Short problem: Identify the lines that include the word "describing", then copy all of them.

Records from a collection
-----

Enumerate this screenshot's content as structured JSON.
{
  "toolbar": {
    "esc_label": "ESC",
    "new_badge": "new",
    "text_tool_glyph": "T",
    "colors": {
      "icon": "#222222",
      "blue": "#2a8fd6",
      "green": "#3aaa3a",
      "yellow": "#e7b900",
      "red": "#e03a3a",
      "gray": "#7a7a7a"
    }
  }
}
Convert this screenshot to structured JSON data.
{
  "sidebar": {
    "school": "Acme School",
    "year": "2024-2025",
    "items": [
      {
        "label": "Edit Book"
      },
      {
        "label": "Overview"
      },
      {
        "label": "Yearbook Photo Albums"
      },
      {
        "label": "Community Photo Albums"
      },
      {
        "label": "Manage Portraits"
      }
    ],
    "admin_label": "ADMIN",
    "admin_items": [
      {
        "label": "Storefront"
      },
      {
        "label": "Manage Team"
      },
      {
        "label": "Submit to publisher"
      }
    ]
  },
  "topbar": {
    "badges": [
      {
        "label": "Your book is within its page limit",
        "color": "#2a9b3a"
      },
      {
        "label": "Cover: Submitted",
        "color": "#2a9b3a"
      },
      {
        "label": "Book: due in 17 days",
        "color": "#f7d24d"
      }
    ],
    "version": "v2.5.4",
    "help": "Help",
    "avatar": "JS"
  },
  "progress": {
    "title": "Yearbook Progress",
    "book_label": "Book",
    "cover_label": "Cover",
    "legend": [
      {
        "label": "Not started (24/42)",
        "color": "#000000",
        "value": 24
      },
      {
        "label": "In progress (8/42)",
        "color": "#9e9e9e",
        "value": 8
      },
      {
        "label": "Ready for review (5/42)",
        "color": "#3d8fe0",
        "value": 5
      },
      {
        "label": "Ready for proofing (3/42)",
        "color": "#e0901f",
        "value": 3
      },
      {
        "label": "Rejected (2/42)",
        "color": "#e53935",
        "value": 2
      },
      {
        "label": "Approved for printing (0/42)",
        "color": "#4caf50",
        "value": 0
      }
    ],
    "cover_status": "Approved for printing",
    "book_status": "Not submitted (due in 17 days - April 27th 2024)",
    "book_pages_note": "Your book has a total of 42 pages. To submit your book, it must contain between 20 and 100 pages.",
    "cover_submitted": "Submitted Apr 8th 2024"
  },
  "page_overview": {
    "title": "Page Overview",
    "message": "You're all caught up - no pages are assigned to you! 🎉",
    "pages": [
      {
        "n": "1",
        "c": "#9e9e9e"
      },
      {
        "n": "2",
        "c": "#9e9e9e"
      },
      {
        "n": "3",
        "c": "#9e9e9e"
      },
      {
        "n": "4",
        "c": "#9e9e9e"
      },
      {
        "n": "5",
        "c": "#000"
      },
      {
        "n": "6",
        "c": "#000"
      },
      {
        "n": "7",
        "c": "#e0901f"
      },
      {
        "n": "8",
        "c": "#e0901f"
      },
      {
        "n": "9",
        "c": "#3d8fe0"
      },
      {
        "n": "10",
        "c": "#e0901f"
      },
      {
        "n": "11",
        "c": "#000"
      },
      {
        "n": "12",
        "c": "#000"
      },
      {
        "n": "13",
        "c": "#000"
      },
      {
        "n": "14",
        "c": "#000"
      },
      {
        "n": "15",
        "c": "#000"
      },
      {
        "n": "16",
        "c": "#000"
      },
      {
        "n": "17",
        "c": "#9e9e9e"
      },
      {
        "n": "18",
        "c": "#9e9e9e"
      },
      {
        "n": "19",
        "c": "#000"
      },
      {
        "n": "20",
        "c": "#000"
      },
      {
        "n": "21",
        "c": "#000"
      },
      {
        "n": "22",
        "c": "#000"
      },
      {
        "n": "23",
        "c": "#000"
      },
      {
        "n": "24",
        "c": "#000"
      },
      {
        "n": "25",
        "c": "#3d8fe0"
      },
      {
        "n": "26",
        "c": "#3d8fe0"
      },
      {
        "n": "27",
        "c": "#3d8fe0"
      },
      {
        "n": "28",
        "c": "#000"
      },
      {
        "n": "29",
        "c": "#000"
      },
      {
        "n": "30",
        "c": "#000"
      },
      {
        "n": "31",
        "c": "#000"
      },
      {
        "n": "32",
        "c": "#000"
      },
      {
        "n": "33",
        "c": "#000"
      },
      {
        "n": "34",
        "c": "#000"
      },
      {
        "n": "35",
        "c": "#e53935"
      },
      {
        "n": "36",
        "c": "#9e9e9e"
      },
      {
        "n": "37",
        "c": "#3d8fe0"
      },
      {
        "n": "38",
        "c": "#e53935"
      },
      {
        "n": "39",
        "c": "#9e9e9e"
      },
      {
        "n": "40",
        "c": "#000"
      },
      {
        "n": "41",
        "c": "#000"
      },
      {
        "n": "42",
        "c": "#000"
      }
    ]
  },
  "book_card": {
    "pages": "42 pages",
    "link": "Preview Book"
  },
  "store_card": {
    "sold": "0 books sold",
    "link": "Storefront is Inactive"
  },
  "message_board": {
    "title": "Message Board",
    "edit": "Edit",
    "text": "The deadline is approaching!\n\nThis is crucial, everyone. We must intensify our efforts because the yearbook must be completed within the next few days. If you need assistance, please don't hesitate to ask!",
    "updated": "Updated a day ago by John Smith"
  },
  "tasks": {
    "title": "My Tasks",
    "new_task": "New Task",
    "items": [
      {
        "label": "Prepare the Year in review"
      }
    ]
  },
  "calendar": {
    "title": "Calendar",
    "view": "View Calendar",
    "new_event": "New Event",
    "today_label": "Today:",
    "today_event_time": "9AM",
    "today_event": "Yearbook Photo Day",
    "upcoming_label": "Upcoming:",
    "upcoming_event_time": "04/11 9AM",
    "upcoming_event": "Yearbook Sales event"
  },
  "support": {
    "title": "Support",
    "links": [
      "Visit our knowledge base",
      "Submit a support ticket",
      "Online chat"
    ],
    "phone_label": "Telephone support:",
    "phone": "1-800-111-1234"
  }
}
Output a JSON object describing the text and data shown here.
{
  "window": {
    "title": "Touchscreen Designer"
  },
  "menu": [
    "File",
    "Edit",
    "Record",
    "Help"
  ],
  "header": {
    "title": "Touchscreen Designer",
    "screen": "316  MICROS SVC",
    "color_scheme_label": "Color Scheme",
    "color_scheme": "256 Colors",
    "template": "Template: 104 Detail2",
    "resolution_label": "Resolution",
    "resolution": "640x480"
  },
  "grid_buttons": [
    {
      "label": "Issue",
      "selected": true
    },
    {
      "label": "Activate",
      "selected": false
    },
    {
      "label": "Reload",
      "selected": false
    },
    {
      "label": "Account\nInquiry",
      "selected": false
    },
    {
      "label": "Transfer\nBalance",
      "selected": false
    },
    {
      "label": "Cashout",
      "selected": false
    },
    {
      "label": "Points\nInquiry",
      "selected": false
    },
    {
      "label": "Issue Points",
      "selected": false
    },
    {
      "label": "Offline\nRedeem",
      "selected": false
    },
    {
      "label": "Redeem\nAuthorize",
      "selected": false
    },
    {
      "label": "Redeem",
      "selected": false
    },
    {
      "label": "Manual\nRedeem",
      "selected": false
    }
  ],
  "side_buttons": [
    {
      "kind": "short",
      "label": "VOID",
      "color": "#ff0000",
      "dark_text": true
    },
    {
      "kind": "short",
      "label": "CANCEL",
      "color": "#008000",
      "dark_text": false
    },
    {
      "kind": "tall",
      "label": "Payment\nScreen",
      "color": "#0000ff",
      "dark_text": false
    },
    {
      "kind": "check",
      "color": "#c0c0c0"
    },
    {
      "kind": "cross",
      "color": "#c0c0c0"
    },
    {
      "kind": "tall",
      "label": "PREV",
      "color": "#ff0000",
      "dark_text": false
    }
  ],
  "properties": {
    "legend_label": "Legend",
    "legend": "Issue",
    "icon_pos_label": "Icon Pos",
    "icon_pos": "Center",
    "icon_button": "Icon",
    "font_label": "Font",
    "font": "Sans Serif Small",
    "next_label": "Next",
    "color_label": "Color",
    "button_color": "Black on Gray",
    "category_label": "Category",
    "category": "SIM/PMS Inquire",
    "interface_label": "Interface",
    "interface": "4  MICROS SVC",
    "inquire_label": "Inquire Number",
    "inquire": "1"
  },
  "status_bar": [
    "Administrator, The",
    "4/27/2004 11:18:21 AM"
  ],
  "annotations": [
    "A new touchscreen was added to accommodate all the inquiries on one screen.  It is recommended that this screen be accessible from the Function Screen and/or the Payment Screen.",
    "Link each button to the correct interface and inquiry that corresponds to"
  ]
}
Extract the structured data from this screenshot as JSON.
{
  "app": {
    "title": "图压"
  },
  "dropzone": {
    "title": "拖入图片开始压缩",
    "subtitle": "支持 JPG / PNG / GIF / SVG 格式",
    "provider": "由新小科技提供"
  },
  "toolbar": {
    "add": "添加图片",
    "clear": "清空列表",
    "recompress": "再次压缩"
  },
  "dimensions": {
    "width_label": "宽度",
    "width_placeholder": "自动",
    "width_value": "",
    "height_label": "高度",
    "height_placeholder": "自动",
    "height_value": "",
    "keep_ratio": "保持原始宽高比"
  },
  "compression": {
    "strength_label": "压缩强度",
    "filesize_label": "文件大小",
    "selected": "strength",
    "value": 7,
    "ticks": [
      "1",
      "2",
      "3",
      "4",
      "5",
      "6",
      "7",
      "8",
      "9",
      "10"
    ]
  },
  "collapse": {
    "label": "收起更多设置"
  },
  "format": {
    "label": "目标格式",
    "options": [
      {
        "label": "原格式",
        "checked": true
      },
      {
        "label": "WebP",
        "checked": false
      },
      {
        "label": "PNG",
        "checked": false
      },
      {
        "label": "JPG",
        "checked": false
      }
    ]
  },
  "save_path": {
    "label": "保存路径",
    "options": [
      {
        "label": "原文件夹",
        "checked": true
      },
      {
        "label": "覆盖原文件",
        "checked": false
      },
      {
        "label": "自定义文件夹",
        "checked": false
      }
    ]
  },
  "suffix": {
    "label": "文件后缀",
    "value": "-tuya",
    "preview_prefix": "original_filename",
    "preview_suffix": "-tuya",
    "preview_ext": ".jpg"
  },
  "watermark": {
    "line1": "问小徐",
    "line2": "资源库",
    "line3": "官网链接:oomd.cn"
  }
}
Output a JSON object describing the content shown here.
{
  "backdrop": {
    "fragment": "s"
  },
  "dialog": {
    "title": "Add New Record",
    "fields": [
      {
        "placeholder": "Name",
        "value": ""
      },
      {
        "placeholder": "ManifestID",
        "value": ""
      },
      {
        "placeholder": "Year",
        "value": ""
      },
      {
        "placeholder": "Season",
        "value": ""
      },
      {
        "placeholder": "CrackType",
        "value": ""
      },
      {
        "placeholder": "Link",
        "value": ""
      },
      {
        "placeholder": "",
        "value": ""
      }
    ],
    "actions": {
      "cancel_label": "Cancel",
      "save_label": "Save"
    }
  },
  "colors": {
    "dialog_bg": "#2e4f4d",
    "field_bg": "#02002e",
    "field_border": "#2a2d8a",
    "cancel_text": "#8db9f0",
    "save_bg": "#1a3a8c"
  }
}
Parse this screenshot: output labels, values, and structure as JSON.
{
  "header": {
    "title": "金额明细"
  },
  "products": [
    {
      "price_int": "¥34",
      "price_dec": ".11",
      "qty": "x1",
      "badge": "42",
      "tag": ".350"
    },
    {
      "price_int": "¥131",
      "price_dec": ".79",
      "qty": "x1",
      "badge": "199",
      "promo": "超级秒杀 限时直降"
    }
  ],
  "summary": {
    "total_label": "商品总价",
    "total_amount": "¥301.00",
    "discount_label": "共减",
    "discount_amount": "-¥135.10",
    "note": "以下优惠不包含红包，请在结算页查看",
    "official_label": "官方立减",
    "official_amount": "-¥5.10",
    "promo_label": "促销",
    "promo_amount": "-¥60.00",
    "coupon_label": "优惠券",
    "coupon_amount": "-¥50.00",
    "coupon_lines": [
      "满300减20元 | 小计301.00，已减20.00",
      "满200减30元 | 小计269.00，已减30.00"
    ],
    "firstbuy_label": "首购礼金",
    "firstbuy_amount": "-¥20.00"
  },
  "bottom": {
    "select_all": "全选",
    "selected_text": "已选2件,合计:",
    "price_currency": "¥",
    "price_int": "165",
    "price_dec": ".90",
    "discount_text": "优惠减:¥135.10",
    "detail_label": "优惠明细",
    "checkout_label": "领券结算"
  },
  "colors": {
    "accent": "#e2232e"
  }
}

-----

Output of the task:
Output a JSON object describing the text and data shown here.
Output a JSON object describing the content shown here.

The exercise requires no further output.